(Saved entries)
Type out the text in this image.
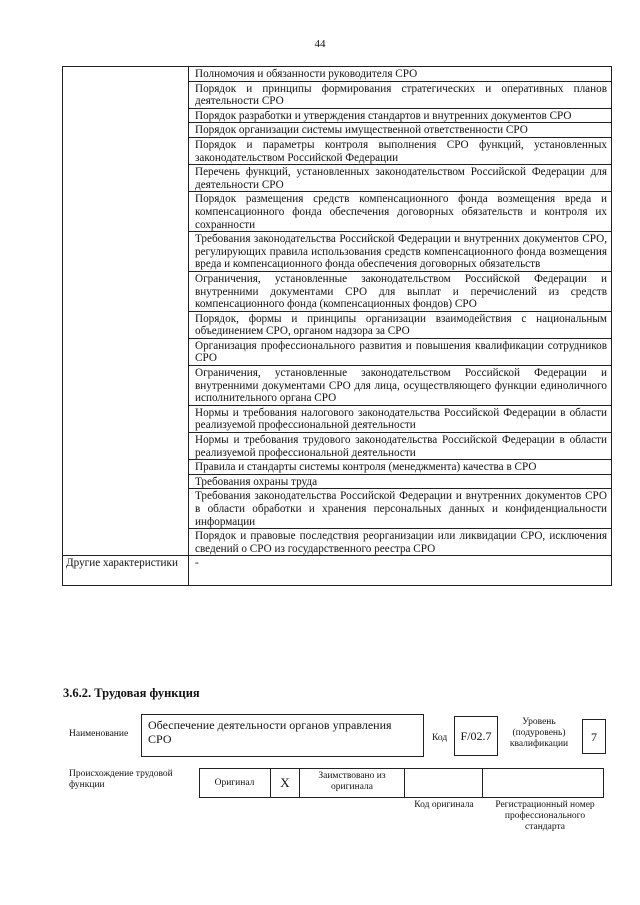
44
	Полномочия и обязанности руководителя СРО
	Порядок и принципы формирования стратегических и оперативных планов деятельности СРО
	Порядок разработки и утверждения стандартов и внутренних документов СРО
	Порядок организации системы имущественной ответственности СРО
	Порядок и параметры контроля выполнения СРО функций, установленных законодательством Российской Федерации
	Перечень функций, установленных законодательством Российской Федерации для деятельности СРО
	Порядок размещения средств компенсационного фонда возмещения вреда и компенсационного фонда обеспечения договорных обязательств и контроля их сохранности
	Требования законодательства Российской Федерации и внутренних документов СРО, регулирующих правила использования средств компенсационного фонда возмещения вреда и компенсационного фонда обеспечения договорных обязательств
	Ограничения, установленные законодательством Российской Федерации и внутренними документами СРО для выплат и перечислений из средств компенсационного фонда (компенсационных фондов) СРО
	Порядок, формы и принципы организации взаимодействия с национальным объединением СРО, органом надзора за СРО
	Организация профессионального развития и повышения квалификации сотрудников СРО
	Ограничения, установленные законодательством Российской Федерации и внутренними документами СРО для лица, осуществляющего функции единоличного исполнительного органа СРО
	Нормы и требования налогового законодательства Российской Федерации в области реализуемой профессиональной деятельности
	Нормы и требования трудового законодательства Российской Федерации в области реализуемой профессиональной деятельности
	Правила и стандарты системы контроля (менеджмента) качества в СРО
	Требования охраны труда
	Требования законодательства Российской Федерации и внутренних документов СРО в области обработки и хранения персональных данных и конфиденциальности информации
	Порядок и правовые последствия реорганизации или ликвидации СРО, исключения сведений о СРО из государственного реестра СРО
Другие характеристики	-
3.6.2. Трудовая функция
Наименование
Обеспечение деятельности органов управления СРО	Код	F/02.7
Уровень (подуровень) квалификации	7
Происхождение трудовой функции	Оригинал	X	Заимствовано из оригинала
Код оригинала	Регистрационный номер профессионального стандарта
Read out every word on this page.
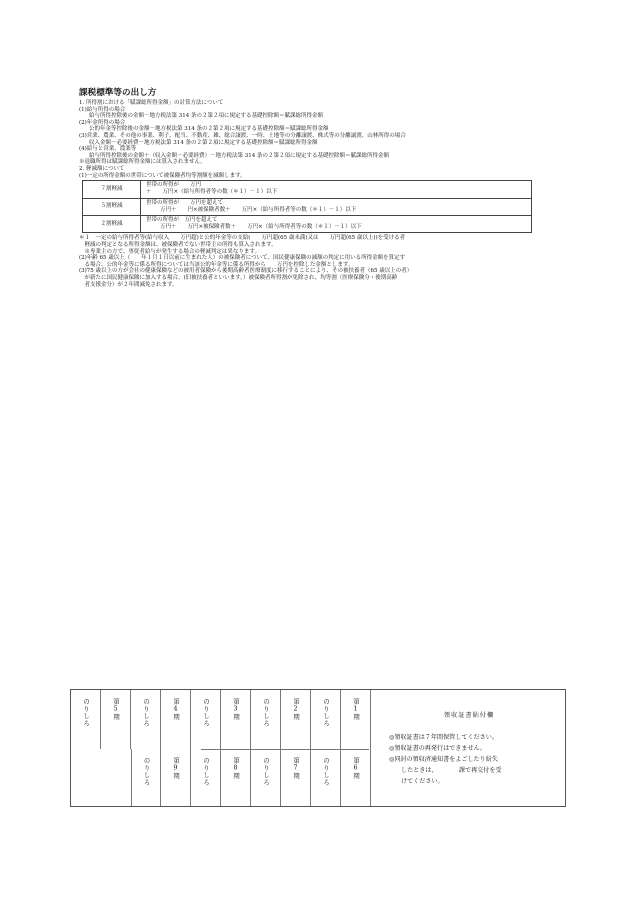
課税標準等の出し方
1. 所得割における「賦課総所得金額」の計算方法について
(1)給与所得の場合
給与所得控除後の金額－地方税法第 314 条の２第２項に規定する基礎控除額＝賦課総所得金額
(2)年金所得の場合
公的年金等控除後の金額－地方税法第 314 条の２第２項に規定する基礎控除額＝賦課総所得金額
(3)営業、農業、その他の事業、利子、配当、不動産、雑、総合譲渡、一時、土地等の分離譲渡、株式等の分離譲渡、山林所得の場合
収入金額－必要経費－地方税法第 314 条の２第２項に規定する基礎控除額＝賦課総所得金額
(4)給与と営業、農業等
給与所得控除後の金額＋（収入金額－必要経費）－地方税法第 314 条の２第２項に規定する基礎控除額＝賦課総所得金額
※退職所得は賦課総所得金額には算入されません。
2. 軽減額について
(1)一定の所得金額の世帯について被保険者均等割額を減額します。
７割軽減	世帯の所得が　　万円
＋　　万円×（給与所得者等の数（＊１）－１）以下

５割軽減	世帯の所得が　　万円を超えて
万円＋　　円×被保険者数＋　　万円×（給与所得者等の数（＊１）－１）以下

２割軽減	世帯の所得が　万円を超えて
万円＋　　万円×被保険者数＋　　万円×（給与所得者等の数（＊１）－１）以下
＊１　一定の給与所得者等(給与収入　　万円超)と公的年金等の支給(　　万円超(65 歳未満)又は　　万円超(65 歳以上))を受ける者
　軽減の判定となる所得金額は、被保険者でない世帯主の所得も算入されます。
　※専業主の方で、専従者給与が発生する場合の軽減判定は異なります。
(2)年齢 65 歳以上（　　年１月１日以前に生まれた人）の被保険者について、国民健康保険の減額の判定に用いる所得金額を算定す
　る場合、公的年金等に係る所得については当該公的年金等に係る所得から　　万円を控除した金額とします。
(3)75 歳以上の方が会社の健康保険などの被用者保険から後期高齢者医療制度に移行することにより、その被扶養者（65 歳以上の者）
　が新たに国民健康保険に加入する場合、(旧被扶養者といいます。）被保険者所得割が免除され、均等割（医療保険分・後期高齢
　者支援金分）が２年間減免されます。
のりしろ	第5期	のりしろ	第4期	のりしろ	第3期	のりしろ	第2期	のりしろ	第1期
のりしろ	第9期	のりしろ	第8期	のりしろ	第7期	のりしろ	第6期
領収証書貼付欄
◎領収証書は７年間保管してください。
◎領収証書の再発行はできません。
◎同封の領収済通知書をよごしたり紛失
したときは、　　　　課で再交付を受
けてください。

§ Stated exercise:
List every line from the entries above in which "地方税法第" appears.

§ Answer to the exercise:
給与所得控除後の金額－地方税法第 314 条の２第２項に規定する基礎控除額＝賦課総所得金額
公的年金等控除後の金額－地方税法第 314 条の２第２項に規定する基礎控除額＝賦課総所得金額
収入金額－必要経費－地方税法第 314 条の２第２項に規定する基礎控除額＝賦課総所得金額
給与所得控除後の金額＋（収入金額－必要経費）－地方税法第 314 条の２第２項に規定する基礎控除額＝賦課総所得金額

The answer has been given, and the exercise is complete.